▶ _Task_
For this exercise, copy out each line of the material below that includes "气体检漏仪是是一种常用的检测仪器".

▶ _Dataset rows_
++++

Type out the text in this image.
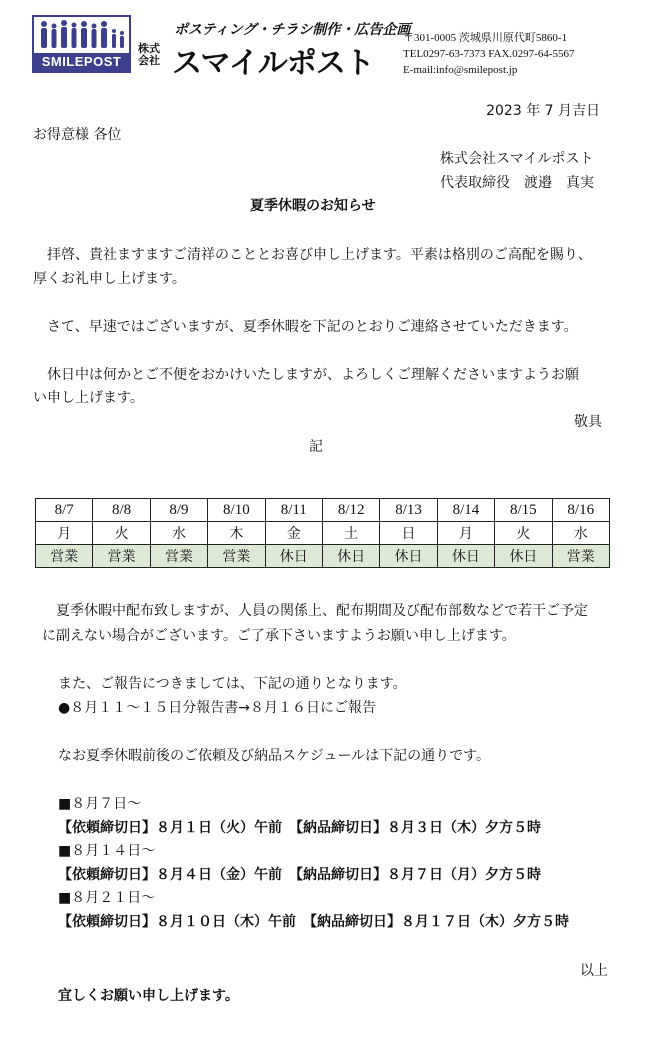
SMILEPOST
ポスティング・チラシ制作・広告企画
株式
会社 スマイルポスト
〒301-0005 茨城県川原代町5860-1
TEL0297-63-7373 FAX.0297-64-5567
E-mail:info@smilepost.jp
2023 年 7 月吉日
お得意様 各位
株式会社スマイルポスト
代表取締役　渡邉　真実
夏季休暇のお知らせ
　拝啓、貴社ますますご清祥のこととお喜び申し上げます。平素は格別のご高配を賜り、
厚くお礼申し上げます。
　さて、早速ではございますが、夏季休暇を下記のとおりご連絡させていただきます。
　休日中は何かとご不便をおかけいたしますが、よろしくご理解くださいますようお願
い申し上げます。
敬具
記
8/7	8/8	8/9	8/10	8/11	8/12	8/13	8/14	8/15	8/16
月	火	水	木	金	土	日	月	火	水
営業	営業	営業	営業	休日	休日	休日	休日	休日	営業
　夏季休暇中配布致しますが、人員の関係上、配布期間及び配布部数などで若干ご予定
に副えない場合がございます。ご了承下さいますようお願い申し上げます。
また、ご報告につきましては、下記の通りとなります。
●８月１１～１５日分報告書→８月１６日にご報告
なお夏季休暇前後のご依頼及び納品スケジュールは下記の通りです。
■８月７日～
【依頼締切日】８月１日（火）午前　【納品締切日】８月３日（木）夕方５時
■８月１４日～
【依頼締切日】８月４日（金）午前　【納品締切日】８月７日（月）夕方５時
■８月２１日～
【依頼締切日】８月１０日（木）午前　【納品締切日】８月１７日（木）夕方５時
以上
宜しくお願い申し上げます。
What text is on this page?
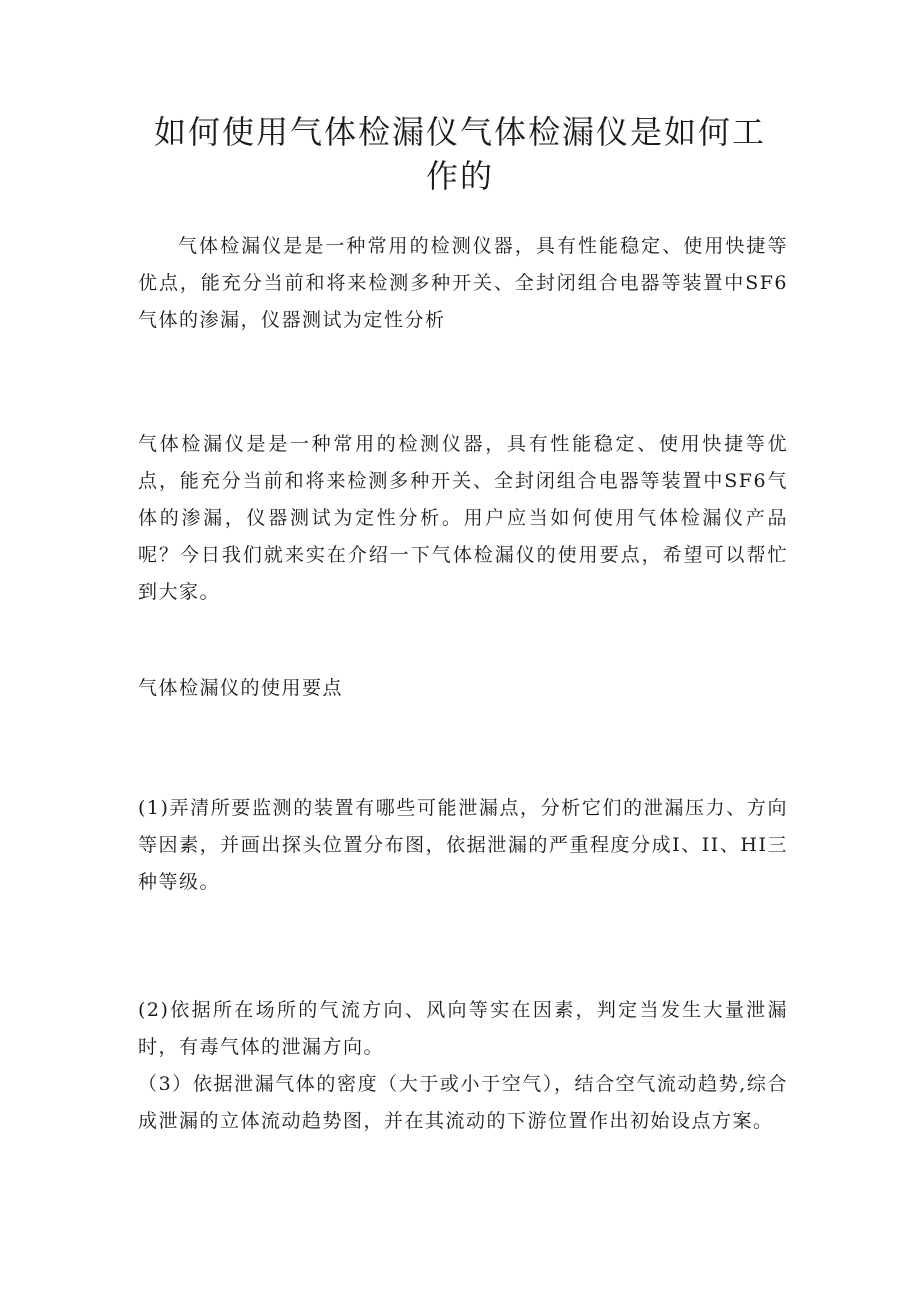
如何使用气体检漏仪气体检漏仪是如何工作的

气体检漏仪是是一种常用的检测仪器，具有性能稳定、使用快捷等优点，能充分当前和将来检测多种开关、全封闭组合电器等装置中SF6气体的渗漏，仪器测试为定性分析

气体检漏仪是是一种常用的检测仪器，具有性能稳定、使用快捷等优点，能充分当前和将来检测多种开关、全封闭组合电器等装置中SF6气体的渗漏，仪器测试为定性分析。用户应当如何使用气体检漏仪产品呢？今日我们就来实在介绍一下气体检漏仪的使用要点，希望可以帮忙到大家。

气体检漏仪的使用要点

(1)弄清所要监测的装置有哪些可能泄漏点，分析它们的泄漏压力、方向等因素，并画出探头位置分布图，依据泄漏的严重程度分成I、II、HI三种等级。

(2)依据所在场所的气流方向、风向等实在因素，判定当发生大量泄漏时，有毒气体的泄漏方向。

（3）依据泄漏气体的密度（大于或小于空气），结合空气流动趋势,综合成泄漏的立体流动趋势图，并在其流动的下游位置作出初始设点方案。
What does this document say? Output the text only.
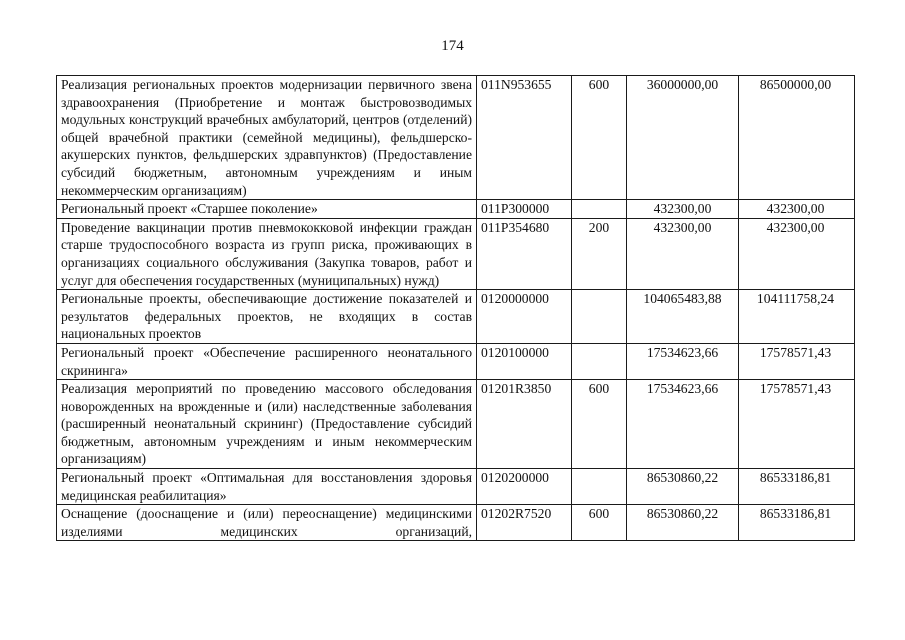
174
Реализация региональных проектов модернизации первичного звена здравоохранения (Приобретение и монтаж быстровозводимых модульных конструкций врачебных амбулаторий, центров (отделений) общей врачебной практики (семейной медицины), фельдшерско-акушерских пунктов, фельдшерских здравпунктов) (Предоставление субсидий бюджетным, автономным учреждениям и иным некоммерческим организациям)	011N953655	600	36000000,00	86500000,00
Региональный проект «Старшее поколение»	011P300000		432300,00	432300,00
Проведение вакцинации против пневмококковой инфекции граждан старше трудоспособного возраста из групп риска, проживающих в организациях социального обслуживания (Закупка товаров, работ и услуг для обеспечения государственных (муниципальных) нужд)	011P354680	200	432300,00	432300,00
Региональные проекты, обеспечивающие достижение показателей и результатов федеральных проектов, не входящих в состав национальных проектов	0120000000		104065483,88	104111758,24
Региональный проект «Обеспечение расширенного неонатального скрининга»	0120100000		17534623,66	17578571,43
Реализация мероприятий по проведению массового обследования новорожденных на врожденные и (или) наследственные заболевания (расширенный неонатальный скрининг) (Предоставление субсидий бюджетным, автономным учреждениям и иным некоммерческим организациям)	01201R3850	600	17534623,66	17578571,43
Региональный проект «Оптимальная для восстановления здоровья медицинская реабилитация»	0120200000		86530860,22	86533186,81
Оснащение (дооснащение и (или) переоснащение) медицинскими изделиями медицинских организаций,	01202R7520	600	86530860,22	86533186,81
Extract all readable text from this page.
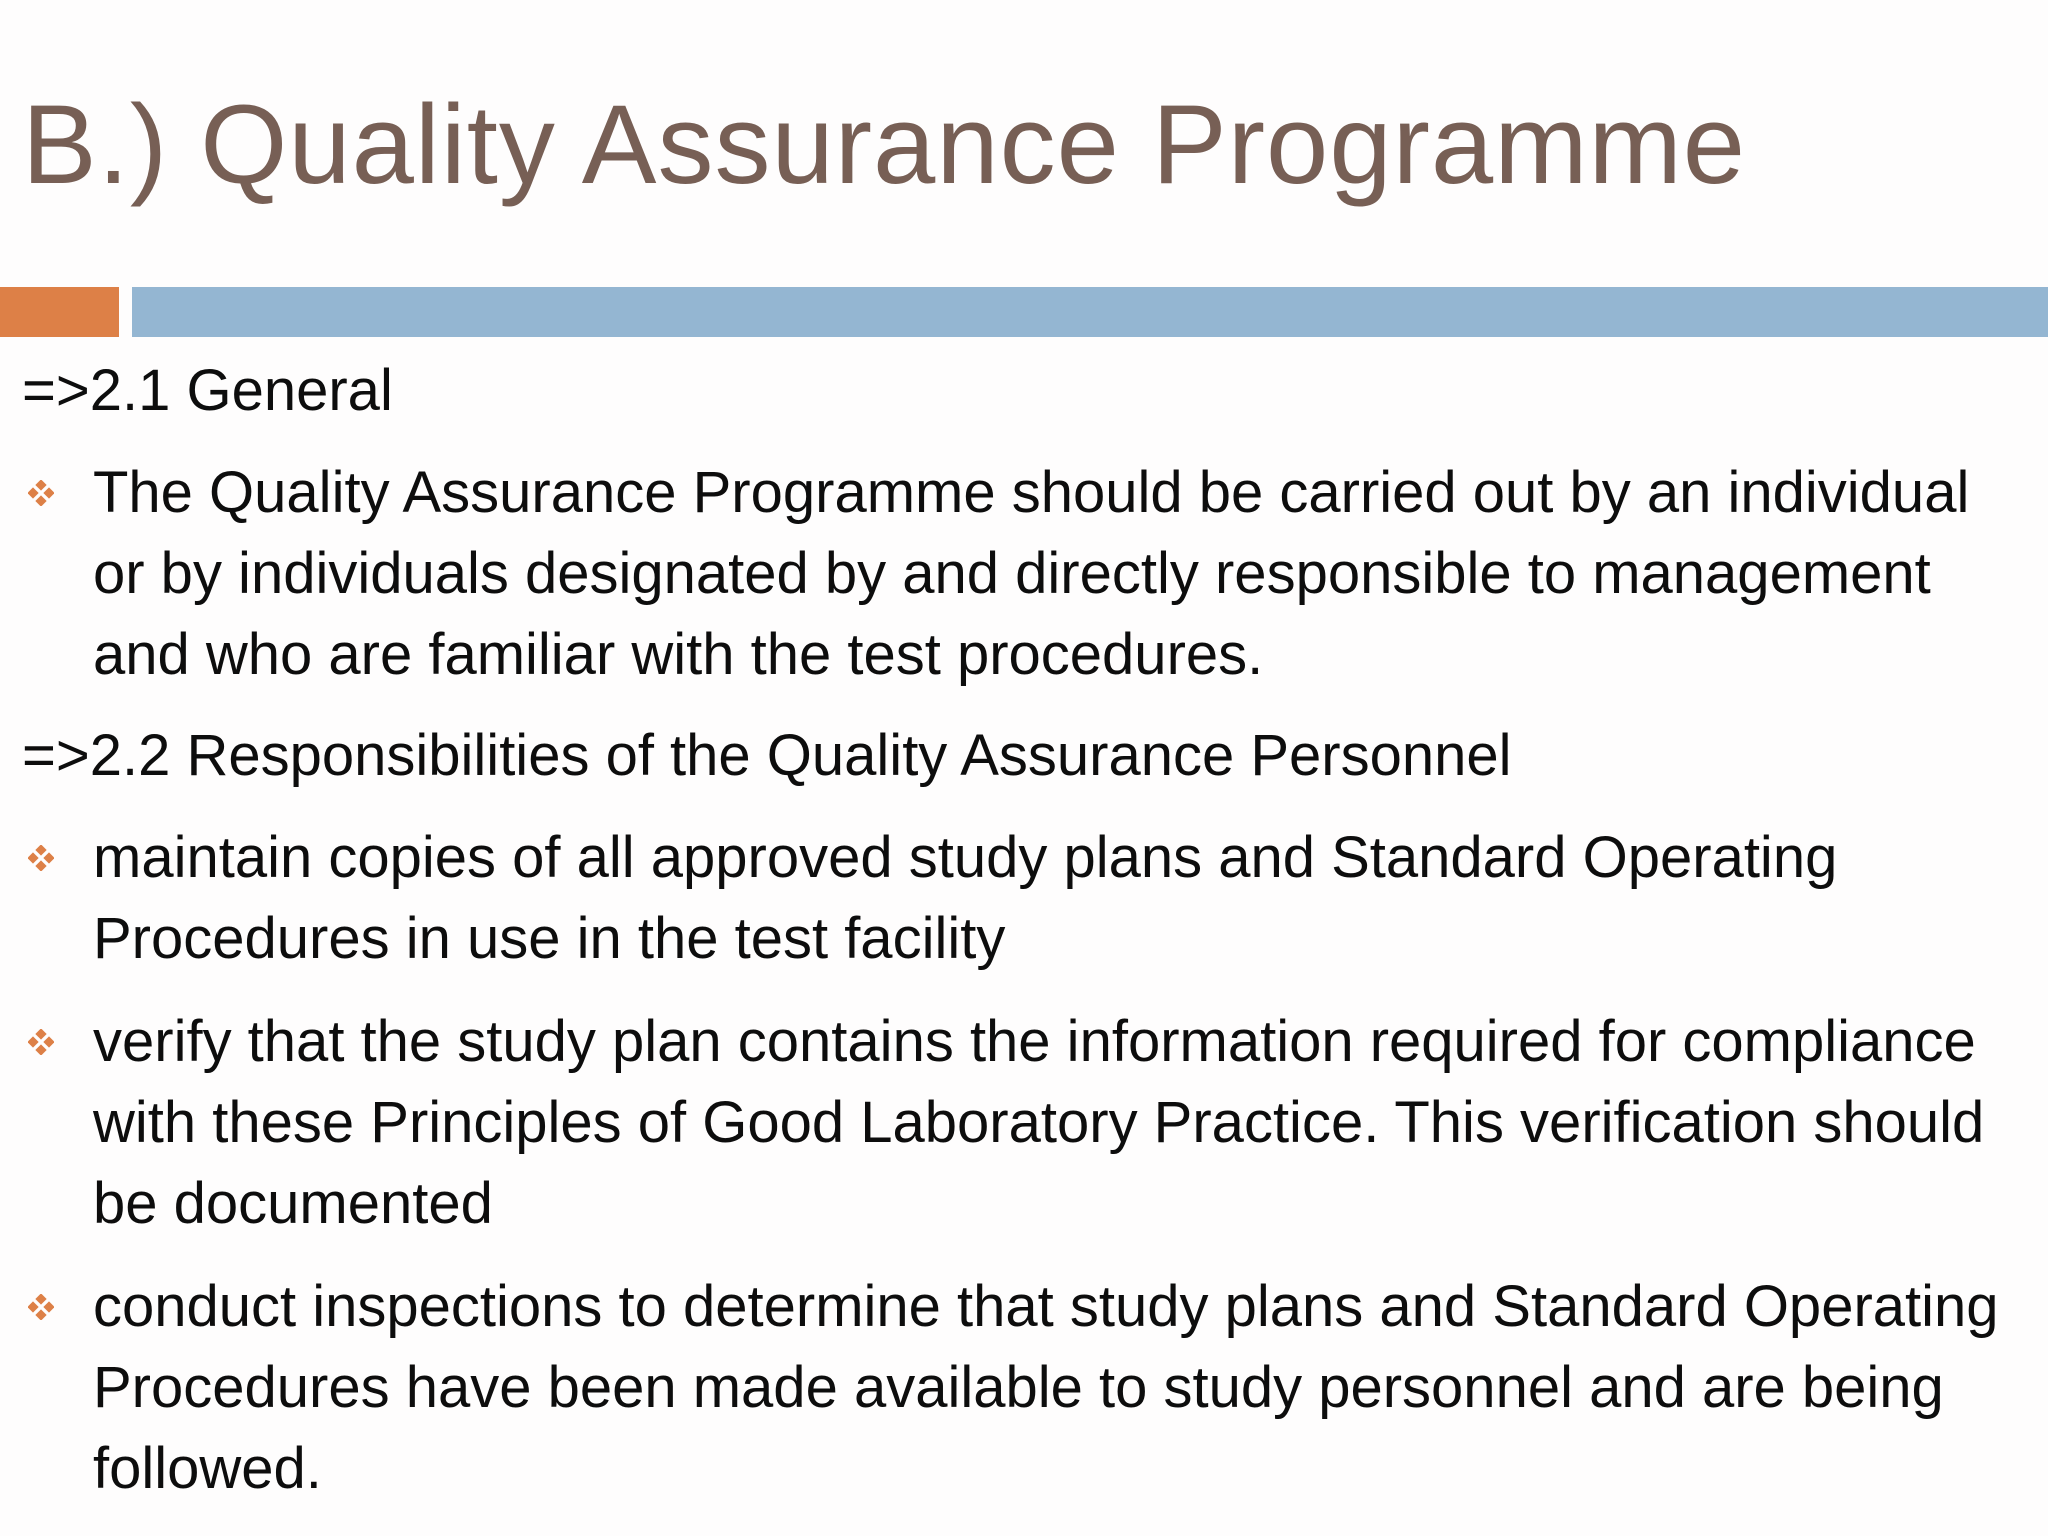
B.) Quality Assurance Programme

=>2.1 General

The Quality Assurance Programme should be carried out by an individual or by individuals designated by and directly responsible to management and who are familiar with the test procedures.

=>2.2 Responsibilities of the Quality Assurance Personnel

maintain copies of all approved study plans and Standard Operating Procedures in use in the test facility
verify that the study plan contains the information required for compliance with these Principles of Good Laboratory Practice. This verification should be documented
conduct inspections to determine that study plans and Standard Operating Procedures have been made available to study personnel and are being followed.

++++

▶ _Finished task_
气体检漏仪是是一种常用的检测仪器，具有性能稳定、使用快捷等优点，能充分当前和将来检测多种开关、全封闭组合电器等装置中SF6气体的渗漏，仪器测试为定性分析
气体检漏仪是是一种常用的检测仪器，具有性能稳定、使用快捷等优点，能充分当前和将来检测多种开关、全封闭组合电器等装置中SF6气体的渗漏，仪器测试为定性分析。用户应当如何使用气体检漏仪产品呢？今日我们就来实在介绍一下气体检漏仪的使用要点，希望可以帮忙到大家。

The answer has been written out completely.